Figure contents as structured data
*****
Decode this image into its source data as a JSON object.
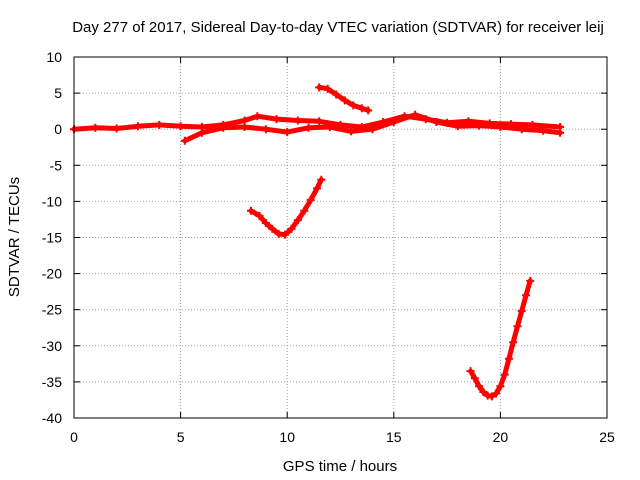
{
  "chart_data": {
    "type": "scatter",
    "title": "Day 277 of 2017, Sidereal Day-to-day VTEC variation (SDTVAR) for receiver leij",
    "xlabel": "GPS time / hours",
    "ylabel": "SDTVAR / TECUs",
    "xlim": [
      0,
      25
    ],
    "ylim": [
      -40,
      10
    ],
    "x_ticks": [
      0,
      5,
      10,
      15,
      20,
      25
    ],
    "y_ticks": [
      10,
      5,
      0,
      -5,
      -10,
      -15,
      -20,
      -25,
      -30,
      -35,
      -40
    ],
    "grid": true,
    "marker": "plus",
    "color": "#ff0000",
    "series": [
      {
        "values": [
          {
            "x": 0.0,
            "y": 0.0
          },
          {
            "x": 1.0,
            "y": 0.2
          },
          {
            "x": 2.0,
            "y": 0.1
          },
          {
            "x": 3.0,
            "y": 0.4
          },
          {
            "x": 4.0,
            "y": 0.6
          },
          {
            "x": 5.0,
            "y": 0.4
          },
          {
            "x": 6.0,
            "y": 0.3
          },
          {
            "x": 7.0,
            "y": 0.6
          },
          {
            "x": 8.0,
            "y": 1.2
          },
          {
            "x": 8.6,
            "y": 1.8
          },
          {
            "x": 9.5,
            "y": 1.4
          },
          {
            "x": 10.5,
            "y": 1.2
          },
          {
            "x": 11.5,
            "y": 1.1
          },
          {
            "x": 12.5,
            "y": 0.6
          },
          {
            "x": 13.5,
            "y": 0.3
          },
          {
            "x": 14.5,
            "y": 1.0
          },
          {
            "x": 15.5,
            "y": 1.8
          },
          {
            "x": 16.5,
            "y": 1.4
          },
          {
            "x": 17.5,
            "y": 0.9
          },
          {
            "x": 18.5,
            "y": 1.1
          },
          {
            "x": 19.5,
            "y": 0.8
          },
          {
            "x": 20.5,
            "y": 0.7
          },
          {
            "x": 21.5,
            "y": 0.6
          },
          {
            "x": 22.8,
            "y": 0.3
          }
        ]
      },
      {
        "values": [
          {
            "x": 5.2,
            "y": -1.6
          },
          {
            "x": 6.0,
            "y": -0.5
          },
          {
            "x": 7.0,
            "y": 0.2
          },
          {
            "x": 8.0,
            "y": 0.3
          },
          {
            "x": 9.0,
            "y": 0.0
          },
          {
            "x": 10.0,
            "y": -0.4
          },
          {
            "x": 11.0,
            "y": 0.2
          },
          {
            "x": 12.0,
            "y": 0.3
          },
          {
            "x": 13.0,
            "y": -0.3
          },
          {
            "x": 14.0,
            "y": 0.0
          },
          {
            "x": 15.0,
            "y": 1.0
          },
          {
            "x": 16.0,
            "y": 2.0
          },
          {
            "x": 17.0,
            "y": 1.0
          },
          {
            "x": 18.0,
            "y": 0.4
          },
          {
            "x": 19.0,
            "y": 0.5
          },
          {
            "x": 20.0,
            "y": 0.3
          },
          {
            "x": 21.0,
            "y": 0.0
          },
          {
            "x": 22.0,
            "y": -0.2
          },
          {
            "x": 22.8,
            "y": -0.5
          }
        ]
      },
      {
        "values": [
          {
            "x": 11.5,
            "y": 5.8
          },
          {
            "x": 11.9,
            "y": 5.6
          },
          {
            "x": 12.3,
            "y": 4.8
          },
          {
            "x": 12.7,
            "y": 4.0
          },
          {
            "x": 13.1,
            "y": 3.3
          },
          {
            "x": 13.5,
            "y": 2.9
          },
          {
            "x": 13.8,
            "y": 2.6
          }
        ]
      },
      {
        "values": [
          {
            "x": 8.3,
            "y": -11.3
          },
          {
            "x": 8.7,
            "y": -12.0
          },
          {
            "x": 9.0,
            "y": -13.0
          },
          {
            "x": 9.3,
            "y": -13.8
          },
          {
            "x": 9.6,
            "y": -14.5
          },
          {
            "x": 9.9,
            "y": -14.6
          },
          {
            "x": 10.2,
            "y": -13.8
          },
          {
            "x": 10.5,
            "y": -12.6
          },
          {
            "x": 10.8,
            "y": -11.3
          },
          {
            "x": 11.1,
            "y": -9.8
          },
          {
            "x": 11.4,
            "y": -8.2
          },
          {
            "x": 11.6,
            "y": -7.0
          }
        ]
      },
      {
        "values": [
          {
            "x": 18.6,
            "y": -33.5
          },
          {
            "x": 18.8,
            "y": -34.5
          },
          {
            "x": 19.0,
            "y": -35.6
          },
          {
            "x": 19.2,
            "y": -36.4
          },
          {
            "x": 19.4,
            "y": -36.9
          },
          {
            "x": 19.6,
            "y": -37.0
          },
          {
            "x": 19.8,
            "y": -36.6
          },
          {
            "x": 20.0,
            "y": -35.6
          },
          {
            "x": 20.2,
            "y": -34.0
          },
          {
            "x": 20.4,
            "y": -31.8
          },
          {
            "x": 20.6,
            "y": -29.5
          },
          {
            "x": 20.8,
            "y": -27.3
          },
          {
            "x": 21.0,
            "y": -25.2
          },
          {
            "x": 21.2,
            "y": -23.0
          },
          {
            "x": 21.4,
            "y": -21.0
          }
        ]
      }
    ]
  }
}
*****
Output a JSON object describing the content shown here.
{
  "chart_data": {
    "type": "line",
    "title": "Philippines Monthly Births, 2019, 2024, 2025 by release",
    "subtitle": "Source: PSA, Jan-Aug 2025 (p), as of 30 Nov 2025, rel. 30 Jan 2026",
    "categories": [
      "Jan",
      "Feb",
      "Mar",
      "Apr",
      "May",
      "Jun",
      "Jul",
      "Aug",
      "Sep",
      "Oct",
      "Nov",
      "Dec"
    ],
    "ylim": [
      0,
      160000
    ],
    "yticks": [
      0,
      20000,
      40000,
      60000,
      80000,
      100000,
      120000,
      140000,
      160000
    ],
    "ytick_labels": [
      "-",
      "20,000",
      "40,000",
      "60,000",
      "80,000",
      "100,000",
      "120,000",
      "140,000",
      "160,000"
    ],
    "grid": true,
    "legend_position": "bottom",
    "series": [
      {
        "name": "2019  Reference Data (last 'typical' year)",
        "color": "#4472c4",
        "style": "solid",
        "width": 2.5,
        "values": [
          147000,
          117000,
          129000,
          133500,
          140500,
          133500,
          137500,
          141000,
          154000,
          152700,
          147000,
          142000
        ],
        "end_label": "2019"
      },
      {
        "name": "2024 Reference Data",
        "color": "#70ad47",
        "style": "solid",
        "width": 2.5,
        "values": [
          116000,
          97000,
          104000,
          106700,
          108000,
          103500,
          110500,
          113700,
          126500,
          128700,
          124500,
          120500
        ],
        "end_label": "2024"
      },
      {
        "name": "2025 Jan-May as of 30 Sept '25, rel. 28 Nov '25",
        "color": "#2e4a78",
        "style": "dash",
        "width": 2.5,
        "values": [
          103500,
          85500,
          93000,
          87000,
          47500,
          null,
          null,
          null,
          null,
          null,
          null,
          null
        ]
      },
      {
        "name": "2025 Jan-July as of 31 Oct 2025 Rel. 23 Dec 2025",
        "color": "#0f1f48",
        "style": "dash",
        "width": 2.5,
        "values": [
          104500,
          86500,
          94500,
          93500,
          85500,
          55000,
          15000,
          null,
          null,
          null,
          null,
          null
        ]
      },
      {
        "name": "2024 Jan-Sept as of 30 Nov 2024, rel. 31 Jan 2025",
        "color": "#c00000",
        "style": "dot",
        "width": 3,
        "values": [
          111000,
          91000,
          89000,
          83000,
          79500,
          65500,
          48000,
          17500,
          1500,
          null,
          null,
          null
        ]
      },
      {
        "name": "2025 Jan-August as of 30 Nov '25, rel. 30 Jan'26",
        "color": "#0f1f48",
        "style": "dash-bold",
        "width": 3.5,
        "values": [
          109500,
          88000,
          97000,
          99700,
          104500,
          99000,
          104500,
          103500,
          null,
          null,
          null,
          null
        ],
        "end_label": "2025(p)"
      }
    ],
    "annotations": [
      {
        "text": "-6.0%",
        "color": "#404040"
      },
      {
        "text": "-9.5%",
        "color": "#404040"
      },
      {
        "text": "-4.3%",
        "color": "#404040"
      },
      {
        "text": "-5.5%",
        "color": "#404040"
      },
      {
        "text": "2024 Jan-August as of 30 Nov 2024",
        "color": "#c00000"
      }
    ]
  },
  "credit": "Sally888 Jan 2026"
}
*****
WRITTEN PROBLEM
Copy each line of the preceding data that contains the string "name".

COMPLETED EXERCISE
        "name": "2019  Reference Data (last 'typical' year)",
        "name": "2024 Reference Data",
        "name": "2025 Jan-May as of 30 Sept '25, rel. 28 Nov '25",
        "name": "2025 Jan-July as of 31 Oct 2025 Rel. 23 Dec 2025",
        "name": "2024 Jan-Sept as of 30 Nov 2024, rel. 31 Jan 2025",
        "name": "2025 Jan-August as of 30 Nov '25, rel. 30 Jan'26",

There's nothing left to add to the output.